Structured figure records
╔══
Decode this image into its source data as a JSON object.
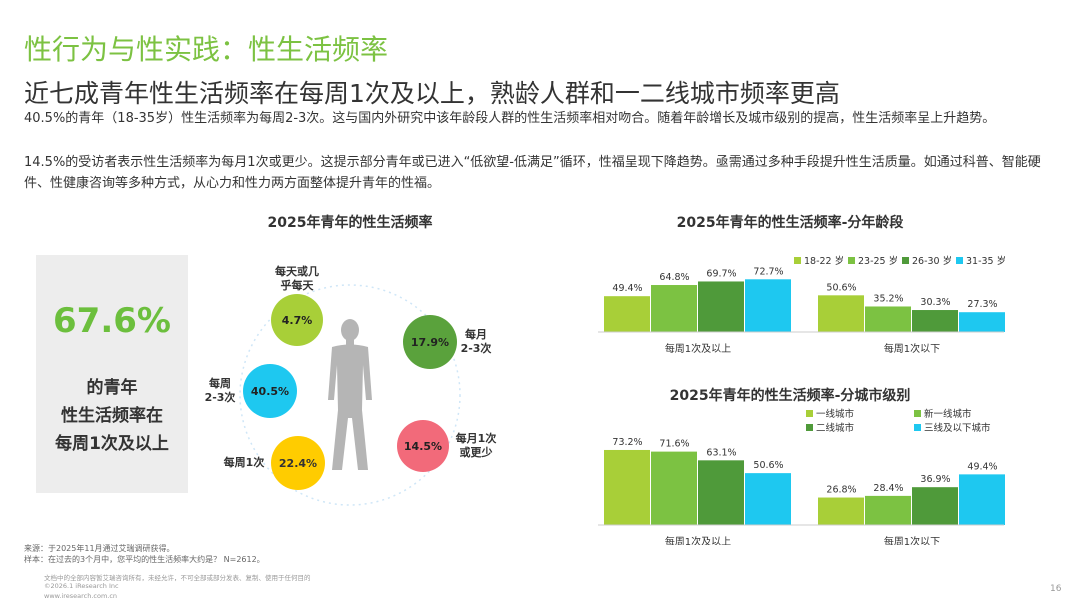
{
  "header": {
    "section_title": "性行为与性实践：性生活频率",
    "headline": "近七成青年性生活频率在每周1次及以上，熟龄人群和一二线城市频率更高"
  },
  "body": {
    "paragraph1": " 40.5%的青年（18-35岁）性生活频率为每周2-3次。这与国内外研究中该年龄段人群的性生活频率相对吻合。随着年龄增长及城市级别的提高，性生活频率呈上升趋势。",
    "paragraph2": "14.5%的受访者表示性生活频率为每月1次或更少。这提示部分青年或已进入“低欲望-低满足”循环，性福呈现下降趋势。亟需通过多种手段提升性生活质量。如通过科普、智能硬件、性健康咨询等多种方式，从心力和性力两方面整体提升青年的性福。"
  },
  "stat_card": {
    "value": "67.6%",
    "line1": "的青年",
    "line2": "性生活频率在",
    "line3": "每周1次及以上"
  },
  "footer": {
    "source": "来源：于2025年11月通过艾瑞调研获得。",
    "sample": "样本：在过去的3个月中，您平均的性生活频率大约是？ N=2612。",
    "disclaimer": "文档中的全部内容暂艾瑞咨询所有，未经允许，不可全部或部分发表、复制、使用于任何目的",
    "copyright": "©2026.1 iResearch Inc",
    "website": "www.iresearch.com.cn",
    "page_number": "16"
  },
  "chart_data": [
    {
      "type": "bubble",
      "title": "2025年青年的性生活频率",
      "items": [
        {
          "label": [
            "每天或几",
            "乎每天"
          ],
          "value": 4.7,
          "display": "4.7%",
          "color": "#a8cf38"
        },
        {
          "label": [
            "每月",
            "2-3次"
          ],
          "value": 17.9,
          "display": "17.9%",
          "color": "#5aa23c"
        },
        {
          "label": [
            "每月1次",
            "或更少"
          ],
          "value": 14.5,
          "display": "14.5%",
          "color": "#f26a7a"
        },
        {
          "label": [
            "每周1次"
          ],
          "value": 22.4,
          "display": "22.4%",
          "color": "#ffcc00"
        },
        {
          "label": [
            "每周",
            "2-3次"
          ],
          "value": 40.5,
          "display": "40.5%",
          "color": "#1ec8f0"
        }
      ]
    },
    {
      "type": "bar",
      "title": "2025年青年的性生活频率-分年龄段",
      "categories": [
        "每周1次及以上",
        "每周1次以下"
      ],
      "series": [
        {
          "name": "18-22 岁",
          "color": "#a8cf38",
          "values": [
            49.4,
            50.6
          ]
        },
        {
          "name": "23-25 岁",
          "color": "#7cc242",
          "values": [
            64.8,
            35.2
          ]
        },
        {
          "name": "26-30 岁",
          "color": "#4f9a3a",
          "values": [
            69.7,
            30.3
          ]
        },
        {
          "name": "31-35 岁",
          "color": "#1ec8f0",
          "values": [
            72.7,
            27.3
          ]
        }
      ],
      "ylim": [
        0,
        80
      ]
    },
    {
      "type": "bar",
      "title": "2025年青年的性生活频率-分城市级别",
      "categories": [
        "每周1次及以上",
        "每周1次以下"
      ],
      "series": [
        {
          "name": "一线城市",
          "color": "#a8cf38",
          "values": [
            73.2,
            26.8
          ]
        },
        {
          "name": "新一线城市",
          "color": "#7cc242",
          "values": [
            71.6,
            28.4
          ]
        },
        {
          "name": "二线城市",
          "color": "#4f9a3a",
          "values": [
            63.1,
            36.9
          ]
        },
        {
          "name": "三线及以下城市",
          "color": "#1ec8f0",
          "values": [
            50.6,
            49.4
          ]
        }
      ],
      "ylim": [
        0,
        80
      ]
    }
  ]
}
╚══
▸ **Task details**: Check every line of the data above for the string "display", and copy those that have it.

▸ **Final result**:
          "display": "4.7%",
          "display": "17.9%",
          "display": "14.5%",
          "display": "22.4%",
          "display": "40.5%",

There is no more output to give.